Copy every line of the listing that holds the string "NOAA".

A block of data
——————

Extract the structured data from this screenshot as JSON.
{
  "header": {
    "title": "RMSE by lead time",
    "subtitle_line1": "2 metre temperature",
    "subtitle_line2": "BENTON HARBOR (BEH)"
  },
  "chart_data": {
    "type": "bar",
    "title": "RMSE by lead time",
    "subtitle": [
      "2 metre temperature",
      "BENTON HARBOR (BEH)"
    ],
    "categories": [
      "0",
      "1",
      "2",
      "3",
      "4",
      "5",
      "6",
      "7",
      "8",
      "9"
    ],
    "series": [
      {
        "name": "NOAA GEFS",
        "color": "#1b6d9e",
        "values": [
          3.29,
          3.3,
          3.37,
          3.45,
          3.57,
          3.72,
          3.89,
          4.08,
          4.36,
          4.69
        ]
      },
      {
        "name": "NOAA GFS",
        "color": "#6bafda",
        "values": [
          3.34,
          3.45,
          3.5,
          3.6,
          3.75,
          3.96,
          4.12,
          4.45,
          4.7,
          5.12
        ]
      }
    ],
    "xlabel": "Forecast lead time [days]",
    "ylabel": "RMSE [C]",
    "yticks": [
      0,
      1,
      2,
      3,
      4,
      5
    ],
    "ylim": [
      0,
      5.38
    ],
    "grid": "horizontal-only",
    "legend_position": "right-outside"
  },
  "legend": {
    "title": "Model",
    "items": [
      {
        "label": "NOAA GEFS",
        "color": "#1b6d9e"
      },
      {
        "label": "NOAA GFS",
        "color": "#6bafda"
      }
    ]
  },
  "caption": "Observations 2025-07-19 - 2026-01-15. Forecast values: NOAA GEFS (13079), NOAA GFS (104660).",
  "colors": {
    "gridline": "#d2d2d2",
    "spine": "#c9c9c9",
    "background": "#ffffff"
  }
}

——————

#### EXERCISE RESULT:
        "name": "NOAA GEFS",
        "name": "NOAA GFS",
        "label": "NOAA GEFS",
        "label": "NOAA GFS",
  "caption": "Observations 2025-07-19 - 2026-01-15. Forecast values: NOAA GEFS (13079), NOAA GFS (104660).",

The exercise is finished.